▶ TEXTO DO DOCUMENTO
************

Acórdão nº 329/06.4TBAGN.C1.S1 de Supremo Tribunal de Justiça (Portugal), 07 de Abril de 2011

Magistrado ResponsávelLOPES DO REGO
Data da Resolução07 de Abril de 2011
EmissorSupremo Tribunal de Justiça (Portugal)

Acordam no Supremo Tribunal de Justiça: 1. AA - SEGUROS GERAIS, S.A intentou contra BB acção declarativa de condenação, com processo ordinário, pedindo a condenação do réu no pagamento de € 70.492,52 - mais as quantias que poderá ter que liquidar posteriormente -, acrescida de juros de mora vencidos, bem como de juros vincendos até integral e efectivo pagamento, invocando o direito de regresso que lhe é conferido pelo preceituado nos arts. 19°, al. c), do DL nº 522/85 e 81°, n.° 2, do Código da Estrada, alegando, em síntese, que: - através de contrato de seguro do ramo automóvel garantiu a responsabilidade civil inerente à circulação do veículo ligeiro de mercadorias de matrícula 00-00-00; - tal veículo, no dia 29/03/2003, tripulado pelo ora Réu, circulando na Estrada Municipal 522-1, concelho de Arganil, atropelou os peões CC e DD, provocando ferimentos a ambos; - o acidente ocorreu por culpa exclusiva do réu, pois que este, em virtude do estado de alcoolemia em que se encontrava (apresentava uma TAS de 2,12 g/l de álcool no sangue) e da velocidade que imprimia ao veículo 00, não conseguiu dominar o mesmo; - em consequência do sinistro, pagou aos aludidos lesados, para ressarcimento dos danos patrimoniais e não patrimoniais resultantes do acidente, as diversas importâncias que discrimina, no montante global de € 70.492,52; - poderá ainda ter de pagar, por força do aludido contrato de seguro e relativamente ao referido acidente, a quantia em que vier a ser condenada no processo nº 39/03.4 TAAGN, a correr termos no T.J. de Arganil, onde, contra si, foi deduzido pedido de indemnização cível por EE, pai do peão CC.

O Réu, citado em 13/09/2006, na contestação que ofereceu, além de se defender por impugnação - negando a sua culpa na produção do acidente, a falta de nexo de causalidade entre este e a alegada alcoolemia e afirmando a culpa exclusiva dos peões -, invocou a prescrição do direito de indemnização da autora quanto aos montantes por esta pagos até 04/09/2003 (inclusive), num total de € 11.280.91, sustentando, quanto a eles, ter decorrido já o prazo de três anos a que se reporta o art.º 498, n.º 2, do Código Civil (CC).

A autora respondeu, defendendo a improcedência da arguida prescrição, já que, segundo sustenta, tendo efectuado vários pagamentos parciais aos lesados no montante global que peticiona e ocorrendo o último desses pagamentos em 27 de Outubro de 2005, só a partir desta data deve iniciar-se a contagem do prazo prescricional em causa.

Foi admitida ampliação do pedido deduzida pela A. (condenação do Réu no pagamento de € 43.405,82, relativos a prejuízos patrimoniais sofridos em consequência do acidente).

No despacho saneador, julgou-se improcedente a arguida excepção da prescrição, pelo que se procedeu à selecção dos factos considerados assentes, elaborando-se ainda a base instrutória da causa.

************

▶ DADOS APRESENTADOS
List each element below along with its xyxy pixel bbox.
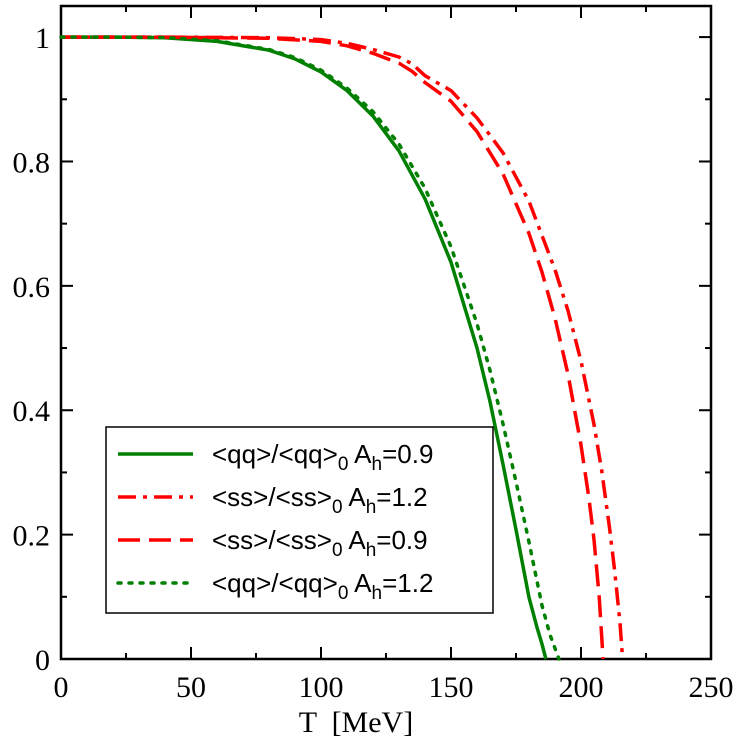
x-tick-label: 50	[176, 671, 206, 704]
x-tick-label: 200	[559, 671, 604, 704]
x-tick-label: 0	[54, 671, 69, 704]
y-tick-label: 0.6	[13, 271, 51, 304]
tick-marks	[60, 6, 712, 660]
legend-label-1: <qq>/<qq>0 Ah=0.9	[212, 439, 433, 475]
x-tick-label: 150	[429, 671, 474, 704]
x-axis-label: T [MeV]	[299, 706, 413, 739]
y-tick-label: 1	[35, 22, 50, 55]
y-tick-label: 0.8	[13, 146, 51, 179]
series-line-4	[59, 35, 561, 661]
legend-label-3: <ss>/<ss>0 Ah=0.9	[212, 525, 428, 561]
x-tick-label: 100	[299, 671, 344, 704]
series-lines	[59, 35, 625, 661]
legend-label-2: <ss>/<ss>0 Ah=1.2	[212, 482, 428, 518]
y-tick-label: 0.2	[13, 520, 51, 553]
legend-box	[105, 426, 494, 614]
y-tick-label: 0.4	[13, 395, 51, 428]
legend: <qq>/<qq>0 Ah=0.9 <ss>/<ss>0 Ah=1.2 <ss>/<…	[105, 426, 494, 614]
x-tick-label: 250	[689, 671, 734, 704]
legend-label-4: <qq>/<qq>0 Ah=1.2	[212, 568, 433, 604]
y-tick-label: 0	[35, 644, 50, 677]
tick-labels: 0 50 100 150 200 250 0 0.2 0.4 0.6 0.8 1	[13, 22, 734, 704]
series-line-3	[61, 35, 605, 660]
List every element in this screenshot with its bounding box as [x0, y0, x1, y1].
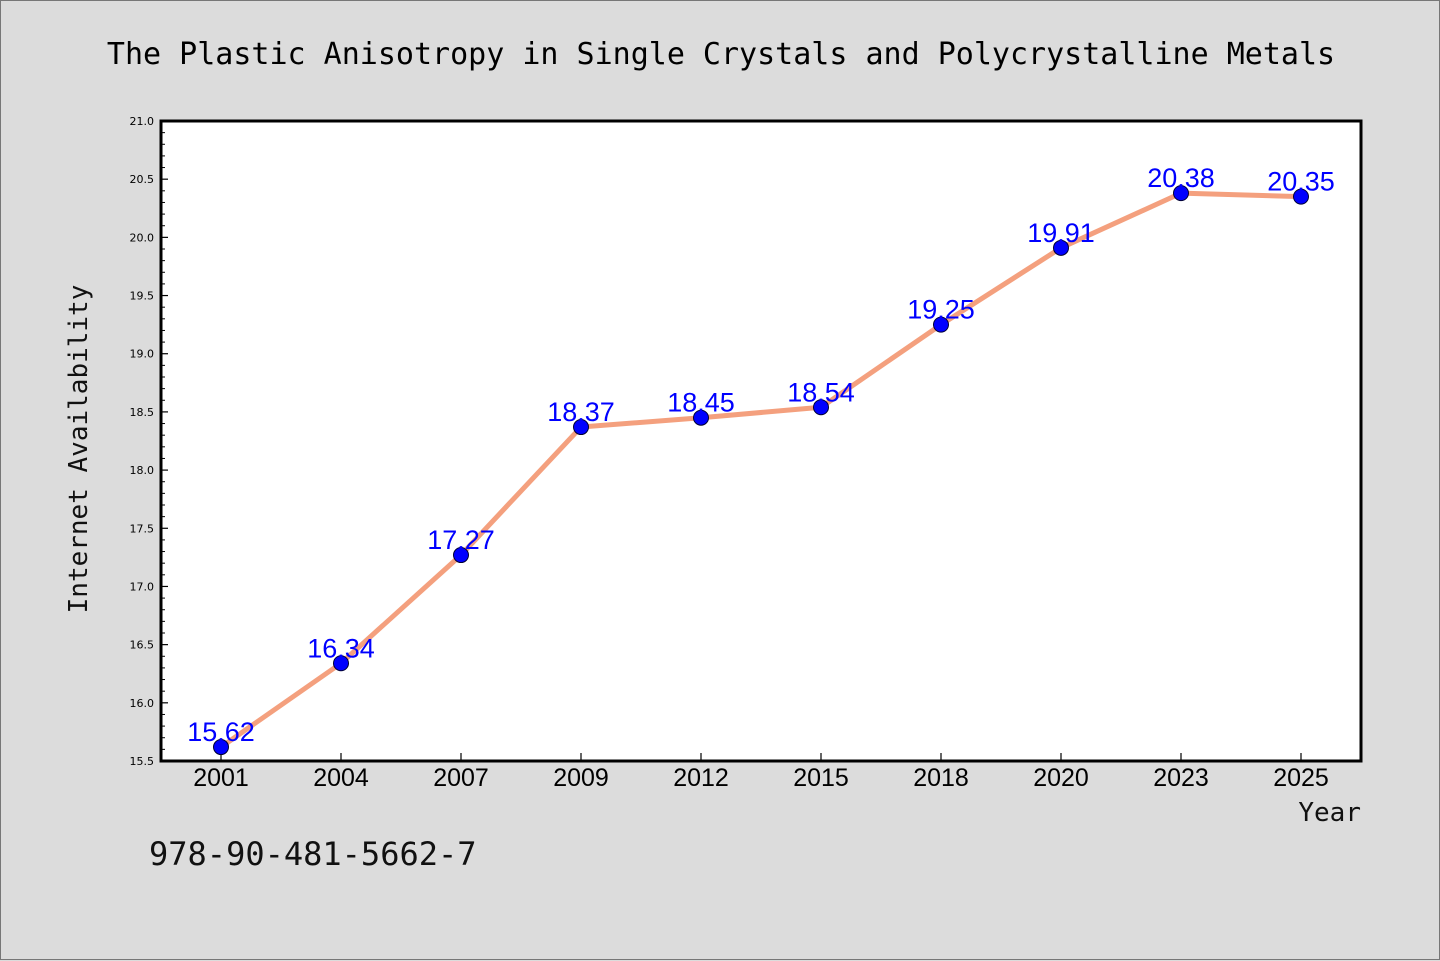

************

▶ TAREFAS A RESOLVER
1 – Enumere todas as datas distintas que figuram no acórdão, cada uma na forma em que aparece.
2 – Devolva, sem qualquer alteração, o trecho do acórdão que começa em "O Réu, citado" e termina em "prescricional em causa.".

▶ RESPOSTAS
1 –
- 07 de Abril de 2011
- 29/03/2003
- 13/09/2006
- 04/09/2003
- 27 de Outubro de 2005

2 –
O Réu, citado em 13/09/2006, na contestação que ofereceu, além de se defender por impugnação - negando a sua culpa na produção do acidente, a falta de nexo de causalidade entre este e a alegada alcoolemia e afirmando a culpa exclusiva dos peões -, invocou a prescrição do direito de indemnização da autora quanto aos montantes por esta pagos até 04/09/2003 (inclusive), num total de € 11.280.91, sustentando, quanto a eles, ter decorrido já o prazo de três anos a que se reporta o art.º 498, n.º 2, do Código Civil (CC).

A autora respondeu, defendendo a improcedência da arguida prescrição, já que, segundo sustenta, tendo efectuado vários pagamentos parciais aos lesados no montante global que peticiona e ocorrendo o último desses pagamentos em 27 de Outubro de 2005, só a partir desta data deve iniciar-se a contagem do prazo prescricional em causa.